Information given:
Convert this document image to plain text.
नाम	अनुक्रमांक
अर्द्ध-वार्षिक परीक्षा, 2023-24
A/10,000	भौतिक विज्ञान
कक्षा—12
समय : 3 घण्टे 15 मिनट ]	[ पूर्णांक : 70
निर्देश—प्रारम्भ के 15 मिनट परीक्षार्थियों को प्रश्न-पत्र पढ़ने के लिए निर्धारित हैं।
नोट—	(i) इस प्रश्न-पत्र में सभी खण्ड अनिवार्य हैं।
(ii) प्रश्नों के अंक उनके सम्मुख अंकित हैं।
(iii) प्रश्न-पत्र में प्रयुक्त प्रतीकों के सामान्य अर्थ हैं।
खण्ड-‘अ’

---

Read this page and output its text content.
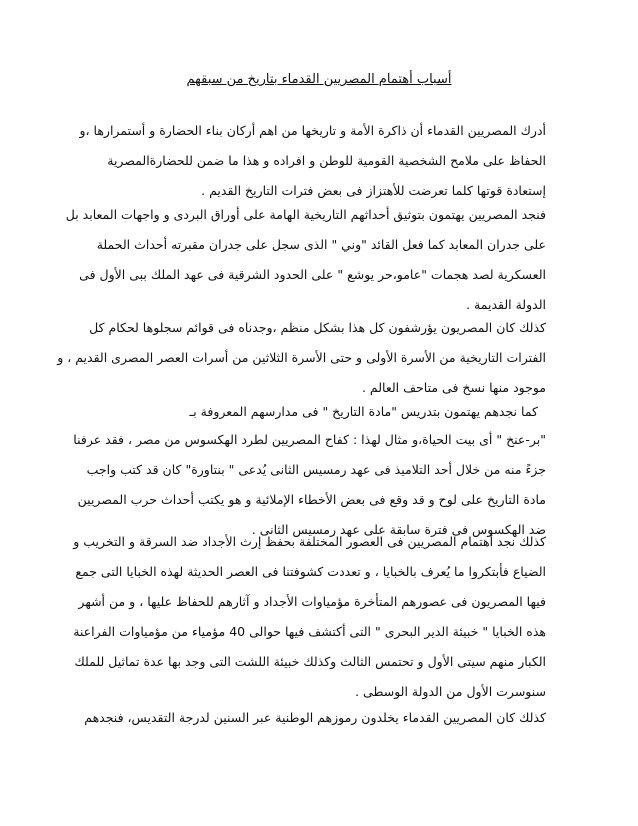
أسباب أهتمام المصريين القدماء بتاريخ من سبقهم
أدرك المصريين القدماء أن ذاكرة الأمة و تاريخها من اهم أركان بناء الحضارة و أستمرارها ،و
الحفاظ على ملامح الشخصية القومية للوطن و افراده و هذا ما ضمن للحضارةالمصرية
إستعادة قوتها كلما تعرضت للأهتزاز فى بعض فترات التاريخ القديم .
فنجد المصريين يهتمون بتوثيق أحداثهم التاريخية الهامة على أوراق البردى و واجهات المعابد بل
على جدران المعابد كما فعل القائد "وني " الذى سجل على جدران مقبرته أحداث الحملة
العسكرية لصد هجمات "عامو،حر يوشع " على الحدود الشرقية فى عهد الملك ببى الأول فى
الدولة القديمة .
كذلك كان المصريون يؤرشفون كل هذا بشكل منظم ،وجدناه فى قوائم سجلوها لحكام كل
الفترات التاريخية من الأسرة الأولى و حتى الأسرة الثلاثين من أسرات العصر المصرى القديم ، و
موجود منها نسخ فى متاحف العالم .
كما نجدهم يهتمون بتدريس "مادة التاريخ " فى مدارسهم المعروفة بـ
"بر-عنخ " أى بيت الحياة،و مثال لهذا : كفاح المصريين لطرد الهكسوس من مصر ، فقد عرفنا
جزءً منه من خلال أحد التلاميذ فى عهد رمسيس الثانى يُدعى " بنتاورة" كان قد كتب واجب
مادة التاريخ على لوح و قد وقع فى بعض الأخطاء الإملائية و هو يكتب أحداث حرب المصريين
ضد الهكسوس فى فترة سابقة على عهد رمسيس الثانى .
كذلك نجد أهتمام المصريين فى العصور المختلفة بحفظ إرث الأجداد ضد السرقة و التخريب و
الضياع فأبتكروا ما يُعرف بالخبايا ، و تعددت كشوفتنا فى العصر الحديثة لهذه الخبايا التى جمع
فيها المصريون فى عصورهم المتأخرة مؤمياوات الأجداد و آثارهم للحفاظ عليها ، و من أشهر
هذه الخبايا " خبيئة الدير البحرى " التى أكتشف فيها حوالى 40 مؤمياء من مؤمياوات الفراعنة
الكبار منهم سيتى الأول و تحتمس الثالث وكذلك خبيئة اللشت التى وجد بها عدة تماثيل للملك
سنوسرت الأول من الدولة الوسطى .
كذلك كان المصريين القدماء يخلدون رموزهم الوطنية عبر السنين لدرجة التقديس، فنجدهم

==

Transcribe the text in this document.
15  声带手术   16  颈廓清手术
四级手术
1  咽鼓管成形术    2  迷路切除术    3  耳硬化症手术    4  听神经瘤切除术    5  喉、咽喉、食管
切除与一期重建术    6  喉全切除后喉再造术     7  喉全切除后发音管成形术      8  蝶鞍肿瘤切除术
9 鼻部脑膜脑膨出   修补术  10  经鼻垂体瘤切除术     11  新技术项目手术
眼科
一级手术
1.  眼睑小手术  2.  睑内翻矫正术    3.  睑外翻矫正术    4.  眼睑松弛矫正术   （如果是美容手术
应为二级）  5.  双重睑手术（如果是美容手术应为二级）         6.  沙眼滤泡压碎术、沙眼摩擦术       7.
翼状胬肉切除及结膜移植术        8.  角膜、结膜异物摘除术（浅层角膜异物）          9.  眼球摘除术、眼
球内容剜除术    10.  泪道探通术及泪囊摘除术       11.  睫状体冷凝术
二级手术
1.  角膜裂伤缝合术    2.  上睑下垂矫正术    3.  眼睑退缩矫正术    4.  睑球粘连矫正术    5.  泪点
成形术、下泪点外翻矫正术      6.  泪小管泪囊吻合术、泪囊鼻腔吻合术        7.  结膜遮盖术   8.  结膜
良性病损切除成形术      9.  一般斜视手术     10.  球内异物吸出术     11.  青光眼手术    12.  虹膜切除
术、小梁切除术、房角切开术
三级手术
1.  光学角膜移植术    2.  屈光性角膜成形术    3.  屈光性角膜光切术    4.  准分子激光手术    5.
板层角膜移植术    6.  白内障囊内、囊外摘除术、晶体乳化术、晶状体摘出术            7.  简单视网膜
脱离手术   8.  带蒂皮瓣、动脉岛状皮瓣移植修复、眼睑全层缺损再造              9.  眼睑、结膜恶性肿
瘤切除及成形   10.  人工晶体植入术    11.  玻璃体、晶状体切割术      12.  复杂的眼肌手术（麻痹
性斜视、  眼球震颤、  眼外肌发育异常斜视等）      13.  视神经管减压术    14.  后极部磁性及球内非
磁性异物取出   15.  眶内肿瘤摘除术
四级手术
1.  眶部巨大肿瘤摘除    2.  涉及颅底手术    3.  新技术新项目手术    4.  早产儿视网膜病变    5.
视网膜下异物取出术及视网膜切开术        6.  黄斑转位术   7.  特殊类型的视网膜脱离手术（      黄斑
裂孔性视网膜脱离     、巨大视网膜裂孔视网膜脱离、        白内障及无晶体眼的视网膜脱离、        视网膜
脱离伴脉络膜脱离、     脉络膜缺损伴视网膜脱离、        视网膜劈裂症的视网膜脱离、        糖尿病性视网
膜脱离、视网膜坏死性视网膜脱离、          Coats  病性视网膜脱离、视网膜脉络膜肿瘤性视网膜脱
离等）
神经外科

What this task involves:
All lines holding the word "فيها" should be picked out and copied.

Exercise answer:
فيها المصريون فى عصورهم المتأخرة مؤمياوات الأجداد و آثارهم للحفاظ عليها ، و من أشهر
هذه الخبايا " خبيئة الدير البحرى " التى أكتشف فيها حوالى 40 مؤمياء من مؤمياوات الفراعنة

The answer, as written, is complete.